● Set exercise: Repeat, exactly and in full, the lines of the listing below, but without any pictures.

● Dataset entries:
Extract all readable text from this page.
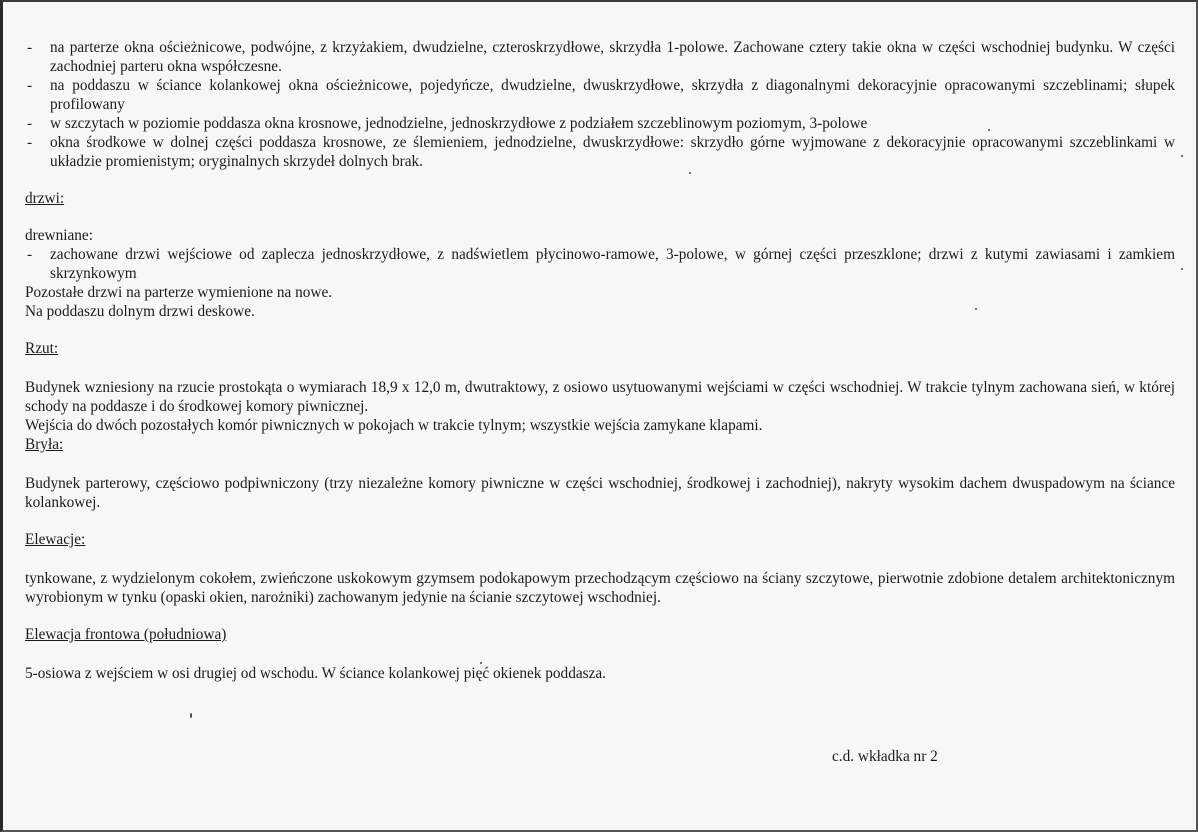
- na parterze okna ościeżnicowe, podwójne, z krzyżakiem, dwudzielne, czteroskrzydłowe, skrzydła 1-polowe. Zachowane cztery takie okna w części wschodniej budynku. W części zachodniej parteru okna współczesne.
- na poddaszu w ściance kolankowej okna ościeżnicowe, pojedyńcze, dwudzielne, dwuskrzydłowe, skrzydła z diagonalnymi dekoracyjnie opracowanymi szczeblinami; słupek profilowany
- w szczytach w poziomie poddasza okna krosnowe, jednodzielne, jednoskrzydłowe z podziałem szczeblinowym poziomym, 3-polowe
- okna środkowe w dolnej części poddasza krosnowe, ze ślemieniem, jednodzielne, dwuskrzydłowe: skrzydło górne wyjmowane z dekoracyjnie opracowanymi szczeblinkami w układzie promienistym; oryginalnych skrzydeł dolnych brak.
drzwi:
drewniane:
- zachowane drzwi wejściowe od zaplecza jednoskrzydłowe, z nadświetlem płycinowo-ramowe, 3-polowe, w górnej części przeszklone; drzwi z kutymi zawiasami i zamkiem skrzynkowym
Pozostałe drzwi na parterze wymienione na nowe.
Na poddaszu dolnym drzwi deskowe.
Rzut:
Budynek wzniesiony na rzucie prostokąta o wymiarach 18,9 x 12,0 m, dwutraktowy, z osiowo usytuowanymi wejściami w części wschodniej. W trakcie tylnym zachowana sień, w której schody na poddasze i do środkowej komory piwnicznej.
Wejścia do dwóch pozostałych komór piwnicznych w pokojach w trakcie tylnym; wszystkie wejścia zamykane klapami.
Bryła:
Budynek parterowy, częściowo podpiwniczony (trzy niezależne komory piwniczne w części wschodniej, środkowej i zachodniej), nakryty wysokim dachem dwuspadowym na ściance kolankowej.
Elewacje:
tynkowane, z wydzielonym cokołem, zwieńczone uskokowym gzymsem podokapowym przechodzącym częściowo na ściany szczytowe, pierwotnie zdobione detalem architektonicznym wyrobionym w tynku (opaski okien, narożniki) zachowanym jedynie na ścianie szczytowej wschodniej.
Elewacja frontowa (południowa)
5-osiowa z wejściem w osi drugiej od wschodu. W ściance kolankowej pięć okienek poddasza.
c.d. wkładka nr 2
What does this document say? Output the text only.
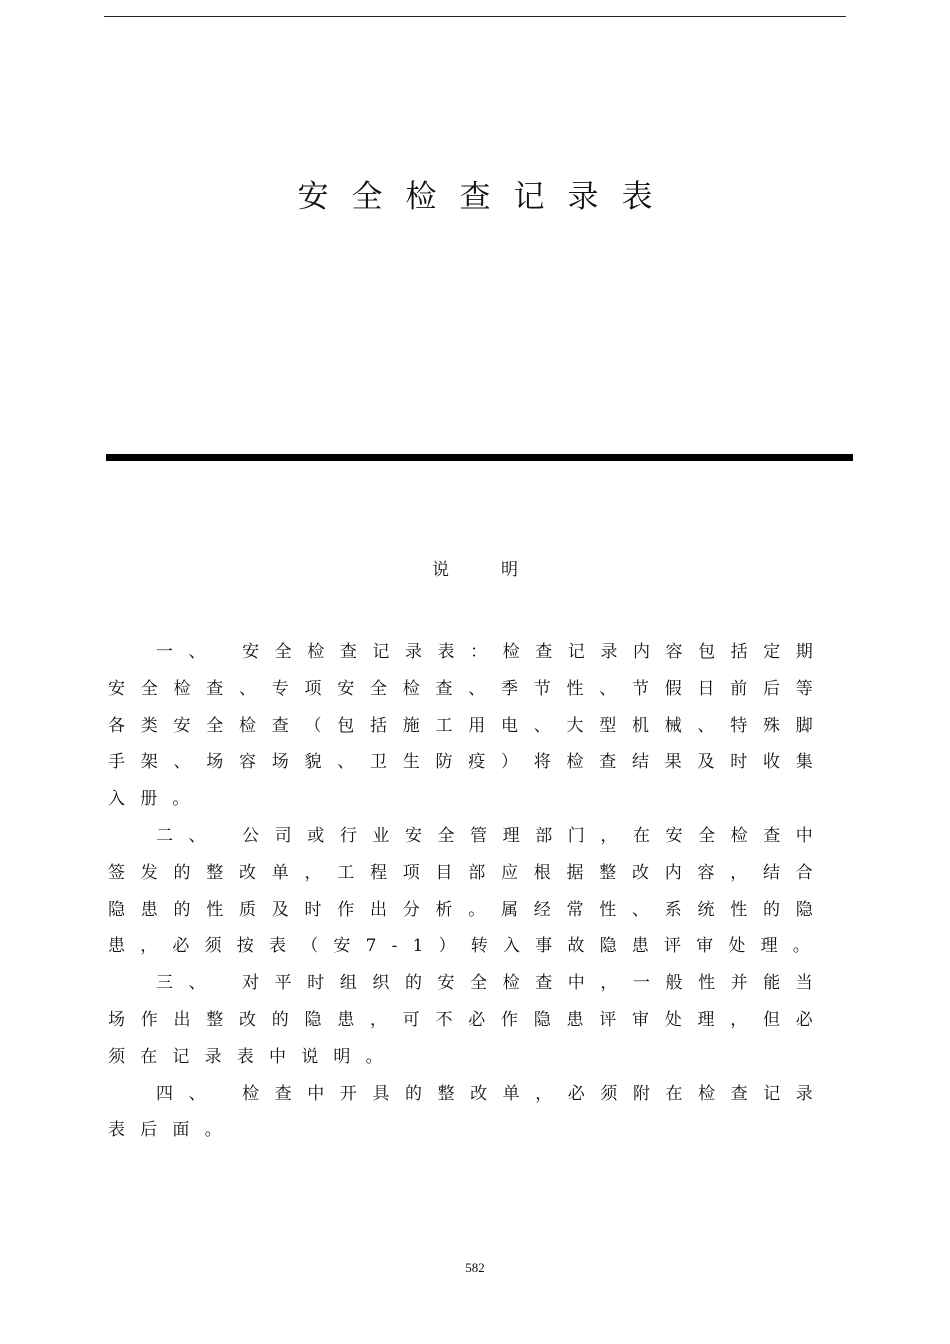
安全检查记录表
说	明

一、 安全检查记录表：检查记录内容包括定期安全检查、专项安全检查、季节性、节假日前后等各类安全检查（包括施工用电、大型机械、特殊脚手架、场容场貌、卫生防疫）将检查结果及时收集入册。

二、 公司或行业安全管理部门，在安全检查中签发的整改单，工程项目部应根据整改内容，结合隐患的性质及时作出分析。属经常性、系统性的隐患，必须按表（安7-1）转入事故隐患评审处理。

三、 对平时组织的安全检查中，一般性并能当场作出整改的隐患，可不必作隐患评审处理，但必须在记录表中说明。

四、 检查中开具的整改单，必须附在检查记录表后面。

582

● Expected answer:
Extract all readable text from this page.
- na parterze okna ościeżnicowe, podwójne, z krzyżakiem, dwudzielne, czteroskrzydłowe, skrzydła 1-polowe. Zachowane cztery takie okna w części wschodniej budynku. W części zachodniej parteru okna współczesne.
- na poddaszu w ściance kolankowej okna ościeżnicowe, pojedyńcze, dwudzielne, dwuskrzydłowe, skrzydła z diagonalnymi dekoracyjnie opracowanymi szczeblinami; słupek profilowany
- w szczytach w poziomie poddasza okna krosnowe, jednodzielne, jednoskrzydłowe z podziałem szczeblinowym poziomym, 3-polowe
- okna środkowe w dolnej części poddasza krosnowe, ze ślemieniem, jednodzielne, dwuskrzydłowe: skrzydło górne wyjmowane z dekoracyjnie opracowanymi szczeblinkami w układzie promienistym; oryginalnych skrzydeł dolnych brak.
drzwi:
drewniane:
- zachowane drzwi wejściowe od zaplecza jednoskrzydłowe, z nadświetlem płycinowo-ramowe, 3-polowe, w górnej części przeszklone; drzwi z kutymi zawiasami i zamkiem skrzynkowym
Pozostałe drzwi na parterze wymienione na nowe.
Na poddaszu dolnym drzwi deskowe.
Rzut:
Budynek wzniesiony na rzucie prostokąta o wymiarach 18,9 x 12,0 m, dwutraktowy, z osiowo usytuowanymi wejściami w części wschodniej. W trakcie tylnym zachowana sień, w której schody na poddasze i do środkowej komory piwnicznej.
Wejścia do dwóch pozostałych komór piwnicznych w pokojach w trakcie tylnym; wszystkie wejścia zamykane klapami.
Bryła:
Budynek parterowy, częściowo podpiwniczony (trzy niezależne komory piwniczne w części wschodniej, środkowej i zachodniej), nakryty wysokim dachem dwuspadowym na ściance kolankowej.
Elewacje:
tynkowane, z wydzielonym cokołem, zwieńczone uskokowym gzymsem podokapowym przechodzącym częściowo na ściany szczytowe, pierwotnie zdobione detalem architektonicznym wyrobionym w tynku (opaski okien, narożniki) zachowanym jedynie na ścianie szczytowej wschodniej.
Elewacja frontowa (południowa)
5-osiowa z wejściem w osi drugiej od wschodu. W ściance kolankowej pięć okienek poddasza.
c.d. wkładka nr 2
What does this document say? Output the text only.
安全检查记录表
说	明

一、 安全检查记录表：检查记录内容包括定期安全检查、专项安全检查、季节性、节假日前后等各类安全检查（包括施工用电、大型机械、特殊脚手架、场容场貌、卫生防疫）将检查结果及时收集入册。

二、 公司或行业安全管理部门，在安全检查中签发的整改单，工程项目部应根据整改内容，结合隐患的性质及时作出分析。属经常性、系统性的隐患，必须按表（安7-1）转入事故隐患评审处理。

三、 对平时组织的安全检查中，一般性并能当场作出整改的隐患，可不必作隐患评审处理，但必须在记录表中说明。

四、 检查中开具的整改单，必须附在检查记录表后面。

582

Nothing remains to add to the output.